→ **Data shown**:

+ + + + + + +

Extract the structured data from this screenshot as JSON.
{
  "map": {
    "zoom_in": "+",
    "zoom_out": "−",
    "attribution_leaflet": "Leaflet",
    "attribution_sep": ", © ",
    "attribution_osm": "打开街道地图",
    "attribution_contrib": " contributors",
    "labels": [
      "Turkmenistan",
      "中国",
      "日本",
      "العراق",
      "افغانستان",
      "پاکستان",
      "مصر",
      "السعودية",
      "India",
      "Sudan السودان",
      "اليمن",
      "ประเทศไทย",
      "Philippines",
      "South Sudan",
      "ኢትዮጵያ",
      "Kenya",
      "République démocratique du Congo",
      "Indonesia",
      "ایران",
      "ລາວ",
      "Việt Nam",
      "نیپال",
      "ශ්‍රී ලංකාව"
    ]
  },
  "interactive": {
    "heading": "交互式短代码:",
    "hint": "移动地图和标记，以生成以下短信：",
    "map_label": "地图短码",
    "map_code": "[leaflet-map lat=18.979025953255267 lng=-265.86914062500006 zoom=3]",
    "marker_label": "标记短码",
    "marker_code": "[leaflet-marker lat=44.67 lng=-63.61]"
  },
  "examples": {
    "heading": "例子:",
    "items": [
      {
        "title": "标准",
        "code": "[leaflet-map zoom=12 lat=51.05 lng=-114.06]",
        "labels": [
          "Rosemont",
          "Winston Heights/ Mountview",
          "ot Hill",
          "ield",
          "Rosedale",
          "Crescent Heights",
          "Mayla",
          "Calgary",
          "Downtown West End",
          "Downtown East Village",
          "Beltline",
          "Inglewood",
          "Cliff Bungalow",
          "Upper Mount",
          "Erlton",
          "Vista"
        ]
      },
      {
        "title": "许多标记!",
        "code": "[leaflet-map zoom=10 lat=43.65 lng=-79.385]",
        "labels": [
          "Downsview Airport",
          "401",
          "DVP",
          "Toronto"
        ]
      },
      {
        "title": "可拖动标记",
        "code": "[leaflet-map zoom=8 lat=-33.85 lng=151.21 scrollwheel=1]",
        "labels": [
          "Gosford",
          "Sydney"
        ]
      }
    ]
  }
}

+ + + + + + +

→ **Given task**: Print the material verbatim, all of it.

→ **Full answer**:
Extract the structured data from this screenshot as JSON.
{
  "map": {
    "zoom_in": "+",
    "zoom_out": "−",
    "attribution_leaflet": "Leaflet",
    "attribution_sep": ", © ",
    "attribution_osm": "打开街道地图",
    "attribution_contrib": " contributors",
    "labels": [
      "Turkmenistan",
      "中国",
      "日本",
      "العراق",
      "افغانستان",
      "پاکستان",
      "مصر",
      "السعودية",
      "India",
      "Sudan السودان",
      "اليمن",
      "ประเทศไทย",
      "Philippines",
      "South Sudan",
      "ኢትዮጵያ",
      "Kenya",
      "République démocratique du Congo",
      "Indonesia",
      "ایران",
      "ລາວ",
      "Việt Nam",
      "نیپال",
      "ශ්‍රී ලංකාව"
    ]
  },
  "interactive": {
    "heading": "交互式短代码:",
    "hint": "移动地图和标记，以生成以下短信：",
    "map_label": "地图短码",
    "map_code": "[leaflet-map lat=18.979025953255267 lng=-265.86914062500006 zoom=3]",
    "marker_label": "标记短码",
    "marker_code": "[leaflet-marker lat=44.67 lng=-63.61]"
  },
  "examples": {
    "heading": "例子:",
    "items": [
      {
        "title": "标准",
        "code": "[leaflet-map zoom=12 lat=51.05 lng=-114.06]",
        "labels": [
          "Rosemont",
          "Winston Heights/ Mountview",
          "ot Hill",
          "ield",
          "Rosedale",
          "Crescent Heights",
          "Mayla",
          "Calgary",
          "Downtown West End",
          "Downtown East Village",
          "Beltline",
          "Inglewood",
          "Cliff Bungalow",
          "Upper Mount",
          "Erlton",
          "Vista"
        ]
      },
      {
        "title": "许多标记!",
        "code": "[leaflet-map zoom=10 lat=43.65 lng=-79.385]",
        "labels": [
          "Downsview Airport",
          "401",
          "DVP",
          "Toronto"
        ]
      },
      {
        "title": "可拖动标记",
        "code": "[leaflet-map zoom=8 lat=-33.85 lng=151.21 scrollwheel=1]",
        "labels": [
          "Gosford",
          "Sydney"
        ]
      }
    ]
  }
}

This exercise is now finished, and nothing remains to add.